> _WORK REQUIRED_: Quote the data below word for word, leaving out the pictures.

Saved data entries
# # # #

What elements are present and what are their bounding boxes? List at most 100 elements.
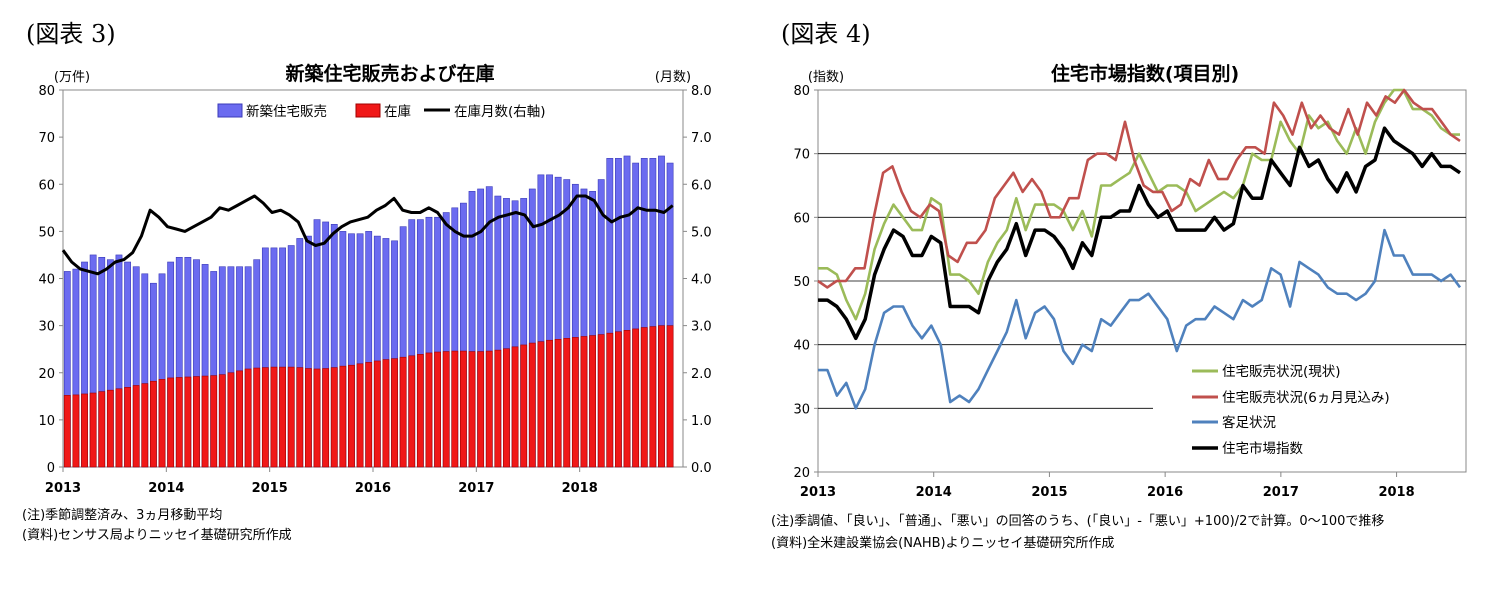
inventory-bar: [322, 368, 330, 468]
figure-3-label: (図表 3): [26, 20, 116, 48]
inventory-bar: [615, 331, 622, 468]
inventory-bar: [632, 328, 640, 468]
inventory-bar: [408, 355, 416, 468]
inventory-bar: [468, 351, 476, 468]
left-xtick-label: 2017: [458, 481, 494, 496]
inventory-bar: [81, 393, 88, 468]
inventory-bar: [227, 372, 235, 468]
legend-label-traffic: 客足状況: [1222, 414, 1276, 431]
index-ytick-label: 70: [793, 148, 810, 163]
inventory-bar: [261, 367, 269, 468]
inventory-bar: [571, 337, 579, 468]
inventory-bar: [201, 375, 209, 468]
index-ytick-label: 50: [793, 275, 810, 290]
inventory-bar: [528, 342, 536, 468]
inventory-bar: [485, 350, 493, 468]
inventory-bar: [563, 338, 571, 468]
right-ylabel: (月数): [655, 70, 691, 85]
inventory-bar: [416, 354, 424, 468]
inventory-bar: [72, 394, 80, 468]
inventory-bar: [597, 334, 605, 468]
current-sales-line: [818, 88, 1460, 321]
months-supply-line: [61, 194, 674, 276]
inventory-bar: [98, 391, 106, 468]
market-index-line: [818, 126, 1461, 341]
inventory-bar: [666, 325, 674, 468]
right-ytick-label: 6.0: [691, 178, 712, 193]
right-ytick-label: 8.0: [691, 84, 712, 99]
inventory-bar: [589, 335, 596, 468]
inventory-bar: [442, 351, 450, 468]
legend-swatch-sales: [217, 103, 243, 118]
right-note-2: (資料)全米建設業協会(NAHB)よりニッセイ基礎研究所作成: [771, 536, 1115, 551]
inventory-bar: [193, 376, 200, 468]
inventory-bar: [132, 385, 140, 468]
left-ytick-label: 70: [38, 131, 55, 146]
legend-label-outlook: 住宅販売状況(6ヵ月見込み): [1222, 390, 1390, 406]
right-chart-title: 住宅市場指数(項目別): [1051, 62, 1239, 85]
inventory-bar: [158, 379, 166, 468]
index-xtick-label: 2017: [1263, 485, 1299, 500]
index-ytick-label: 30: [793, 402, 810, 417]
right-ytick-label: 7.0: [691, 131, 712, 146]
inventory-bar: [141, 383, 149, 468]
index-ytick-label: 20: [793, 466, 810, 481]
left-ytick-label: 40: [38, 273, 55, 288]
inventory-bar: [623, 330, 631, 468]
left-ytick-label: 0: [47, 461, 55, 476]
index-ytick-label: 40: [793, 339, 810, 354]
left-ylabel: (万件): [54, 70, 90, 85]
inventory-bar: [477, 351, 485, 468]
right-ytick-label: 4.0: [691, 273, 712, 288]
left-ytick-label: 30: [38, 320, 55, 335]
inventory-bar: [434, 351, 441, 468]
inventory-bar: [494, 349, 502, 468]
inventory-bar: [640, 327, 648, 468]
inventory-bar: [124, 387, 131, 468]
right-ytick-label: 2.0: [691, 367, 712, 382]
inventory-bar: [296, 367, 304, 468]
left-xtick-label: 2013: [45, 481, 81, 496]
inventory-bar: [425, 352, 433, 468]
inventory-bar: [305, 368, 312, 468]
index-xtick-label: 2018: [1378, 485, 1414, 500]
left-note-2: (資料)センサス局よりニッセイ基礎研究所作成: [22, 528, 292, 543]
inventory-bar: [339, 365, 347, 468]
inventory-bar: [279, 366, 286, 468]
right-ytick-label: 3.0: [691, 320, 712, 335]
inventory-bar: [649, 326, 657, 468]
legend-swatch-inventory: [355, 103, 381, 118]
legend-label-current: 住宅販売状況(現状): [1222, 364, 1341, 380]
inventory-bar: [373, 360, 381, 468]
left-xtick-label: 2014: [148, 481, 184, 496]
inventory-bar: [236, 370, 243, 468]
inventory-bar: [382, 359, 390, 468]
inventory-bar: [115, 388, 123, 468]
inventory-bar: [210, 375, 218, 468]
left-xtick-label: 2018: [562, 481, 598, 496]
inventory-bar: [546, 339, 553, 468]
sales-outlook-line: [817, 88, 1461, 289]
left-xtick-label: 2016: [355, 481, 391, 496]
inventory-bar: [391, 358, 398, 468]
index-ylabel: (指数): [808, 70, 844, 85]
index-xtick-label: 2014: [916, 485, 952, 500]
legend-label-index: 住宅市場指数: [1222, 440, 1303, 457]
inventory-bar: [511, 346, 519, 468]
inventory-bar: [451, 350, 459, 468]
left-ytick-label: 50: [38, 225, 55, 240]
index-xtick-label: 2015: [1031, 485, 1067, 500]
inventory-bar: [554, 338, 562, 468]
inventory-bar: [175, 377, 183, 468]
inventory-bar: [287, 366, 295, 468]
left-ytick-label: 20: [38, 367, 55, 382]
left-note-1: (注)季節調整済み、3ヵ月移動平均: [22, 508, 223, 523]
inventory-bar: [580, 336, 588, 468]
inventory-bar: [365, 362, 373, 468]
left-xtick-label: 2015: [252, 481, 288, 496]
inventory-bar: [244, 368, 252, 468]
inventory-bar: [399, 356, 407, 468]
legend-label-inventory: 在庫: [384, 104, 411, 120]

# # # #

> _WRITTEN RESPONSE_:
What elements are present and what are their bounding boxes? List at most 100 elements.
inventory-bar: [322, 368, 330, 468]
figure-3-label: (図表 3): [26, 20, 116, 48]
inventory-bar: [615, 331, 622, 468]
inventory-bar: [632, 328, 640, 468]
inventory-bar: [408, 355, 416, 468]
inventory-bar: [468, 351, 476, 468]
left-xtick-label: 2017: [458, 481, 494, 496]
inventory-bar: [81, 393, 88, 468]
inventory-bar: [227, 372, 235, 468]
legend-label-traffic: 客足状況: [1222, 414, 1276, 431]
index-ytick-label: 70: [793, 148, 810, 163]
inventory-bar: [261, 367, 269, 468]
inventory-bar: [571, 337, 579, 468]
inventory-bar: [201, 375, 209, 468]
index-ytick-label: 50: [793, 275, 810, 290]
inventory-bar: [528, 342, 536, 468]
inventory-bar: [485, 350, 493, 468]
inventory-bar: [563, 338, 571, 468]
right-ylabel: (月数): [655, 70, 691, 85]
inventory-bar: [416, 354, 424, 468]
inventory-bar: [72, 394, 80, 468]
inventory-bar: [597, 334, 605, 468]
current-sales-line: [818, 88, 1460, 321]
months-supply-line: [61, 194, 674, 276]
inventory-bar: [98, 391, 106, 468]
market-index-line: [818, 126, 1461, 341]
inventory-bar: [666, 325, 674, 468]
right-ytick-label: 6.0: [691, 178, 712, 193]
right-ytick-label: 8.0: [691, 84, 712, 99]
inventory-bar: [589, 335, 596, 468]
inventory-bar: [442, 351, 450, 468]
legend-swatch-sales: [217, 103, 243, 118]
right-note-2: (資料)全米建設業協会(NAHB)よりニッセイ基礎研究所作成: [771, 536, 1115, 551]
inventory-bar: [193, 376, 200, 468]
inventory-bar: [132, 385, 140, 468]
left-ytick-label: 70: [38, 131, 55, 146]
legend-label-outlook: 住宅販売状況(6ヵ月見込み): [1222, 390, 1390, 406]
right-chart-title: 住宅市場指数(項目別): [1051, 62, 1239, 85]
inventory-bar: [158, 379, 166, 468]
index-xtick-label: 2017: [1263, 485, 1299, 500]
index-ytick-label: 30: [793, 402, 810, 417]
right-ytick-label: 7.0: [691, 131, 712, 146]
inventory-bar: [141, 383, 149, 468]
index-ytick-label: 20: [793, 466, 810, 481]
left-ytick-label: 40: [38, 273, 55, 288]
inventory-bar: [623, 330, 631, 468]
left-ytick-label: 0: [47, 461, 55, 476]
index-ytick-label: 40: [793, 339, 810, 354]
left-ylabel: (万件): [54, 70, 90, 85]
inventory-bar: [477, 351, 485, 468]
right-ytick-label: 4.0: [691, 273, 712, 288]
left-ytick-label: 30: [38, 320, 55, 335]
inventory-bar: [434, 351, 441, 468]
inventory-bar: [494, 349, 502, 468]
inventory-bar: [640, 327, 648, 468]
inventory-bar: [124, 387, 131, 468]
right-ytick-label: 2.0: [691, 367, 712, 382]
inventory-bar: [296, 367, 304, 468]
left-xtick-label: 2013: [45, 481, 81, 496]
inventory-bar: [425, 352, 433, 468]
inventory-bar: [305, 368, 312, 468]
index-xtick-label: 2018: [1378, 485, 1414, 500]
left-note-2: (資料)センサス局よりニッセイ基礎研究所作成: [22, 528, 292, 543]
inventory-bar: [339, 365, 347, 468]
inventory-bar: [279, 366, 286, 468]
right-ytick-label: 3.0: [691, 320, 712, 335]
inventory-bar: [649, 326, 657, 468]
legend-swatch-inventory: [355, 103, 381, 118]
legend-label-current: 住宅販売状況(現状): [1222, 364, 1341, 380]
inventory-bar: [373, 360, 381, 468]
left-xtick-label: 2014: [148, 481, 184, 496]
inventory-bar: [236, 370, 243, 468]
inventory-bar: [382, 359, 390, 468]
inventory-bar: [115, 388, 123, 468]
inventory-bar: [210, 375, 218, 468]
left-xtick-label: 2018: [562, 481, 598, 496]
inventory-bar: [546, 339, 553, 468]
sales-outlook-line: [817, 88, 1461, 289]
left-xtick-label: 2016: [355, 481, 391, 496]
inventory-bar: [391, 358, 398, 468]
index-ylabel: (指数): [808, 70, 844, 85]
index-xtick-label: 2014: [916, 485, 952, 500]
legend-label-index: 住宅市場指数: [1222, 440, 1303, 457]
inventory-bar: [511, 346, 519, 468]
inventory-bar: [451, 350, 459, 468]
left-ytick-label: 50: [38, 225, 55, 240]
index-xtick-label: 2015: [1031, 485, 1067, 500]
inventory-bar: [554, 338, 562, 468]
inventory-bar: [175, 377, 183, 468]
inventory-bar: [287, 366, 295, 468]
left-ytick-label: 20: [38, 367, 55, 382]
left-note-1: (注)季節調整済み、3ヵ月移動平均: [22, 508, 223, 523]
inventory-bar: [580, 336, 588, 468]
inventory-bar: [365, 362, 373, 468]
left-xtick-label: 2015: [252, 481, 288, 496]
inventory-bar: [244, 368, 252, 468]
inventory-bar: [399, 356, 407, 468]
legend-label-inventory: 在庫: [384, 104, 411, 120]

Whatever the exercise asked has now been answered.